***** Given records

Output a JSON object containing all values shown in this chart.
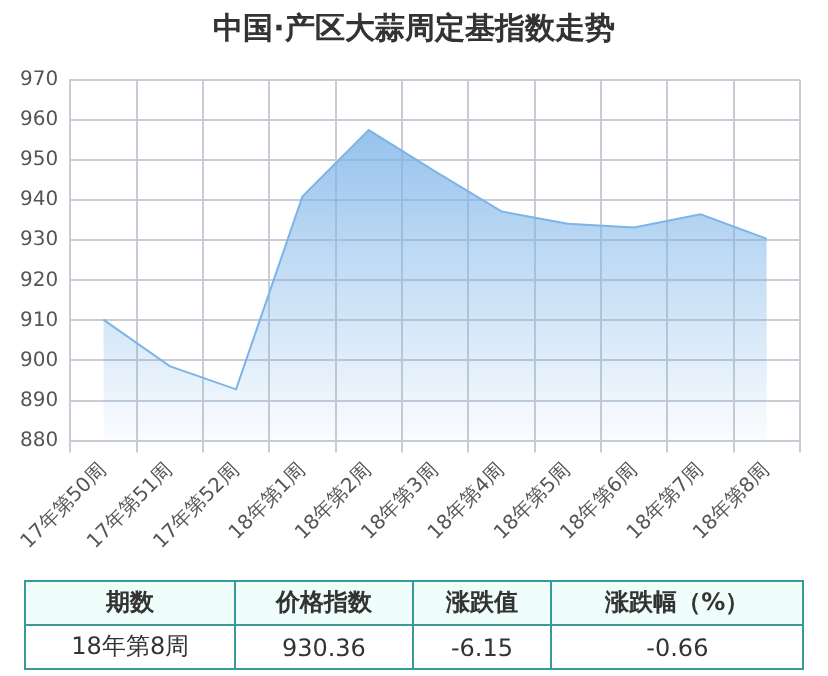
{
  "chart_data": {
    "type": "area",
    "title": "中国·产区大蒜周定基指数走势",
    "categories": [
      "17年第50周",
      "17年第51周",
      "17年第52周",
      "18年第1周",
      "18年第2周",
      "18年第3周",
      "18年第4周",
      "18年第5周",
      "18年第6周",
      "18年第7周",
      "18年第8周"
    ],
    "series": [
      {
        "color": "#7db4e8",
        "values": [
          910.2,
          898.6,
          892.8,
          940.9,
          957.5,
          947.2,
          937.2,
          934.1,
          933.2,
          936.5,
          930.36
        ]
      }
    ],
    "ylim": [
      880,
      970
    ],
    "yticks": [
      880,
      890,
      900,
      910,
      920,
      930,
      940,
      950,
      960,
      970
    ],
    "grid": true,
    "legend": false,
    "annotations": [
      "期数",
      "价格指数",
      "涨跌值",
      "涨跌幅（%）",
      "18年第8周",
      "930.36",
      "-6.15",
      "-0.66"
    ]
  }
}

**********

What you are asked to do:
Reproduce all of the data exactly; the pictures do not belong in the copy.

Reply to the exercise:
Output a JSON object containing all values shown in this chart.
{
  "chart_data": {
    "type": "area",
    "title": "中国·产区大蒜周定基指数走势",
    "categories": [
      "17年第50周",
      "17年第51周",
      "17年第52周",
      "18年第1周",
      "18年第2周",
      "18年第3周",
      "18年第4周",
      "18年第5周",
      "18年第6周",
      "18年第7周",
      "18年第8周"
    ],
    "series": [
      {
        "color": "#7db4e8",
        "values": [
          910.2,
          898.6,
          892.8,
          940.9,
          957.5,
          947.2,
          937.2,
          934.1,
          933.2,
          936.5,
          930.36
        ]
      }
    ],
    "ylim": [
      880,
      970
    ],
    "yticks": [
      880,
      890,
      900,
      910,
      920,
      930,
      940,
      950,
      960,
      970
    ],
    "grid": true,
    "legend": false,
    "annotations": [
      "期数",
      "价格指数",
      "涨跌值",
      "涨跌幅（%）",
      "18年第8周",
      "930.36",
      "-6.15",
      "-0.66"
    ]
  }
}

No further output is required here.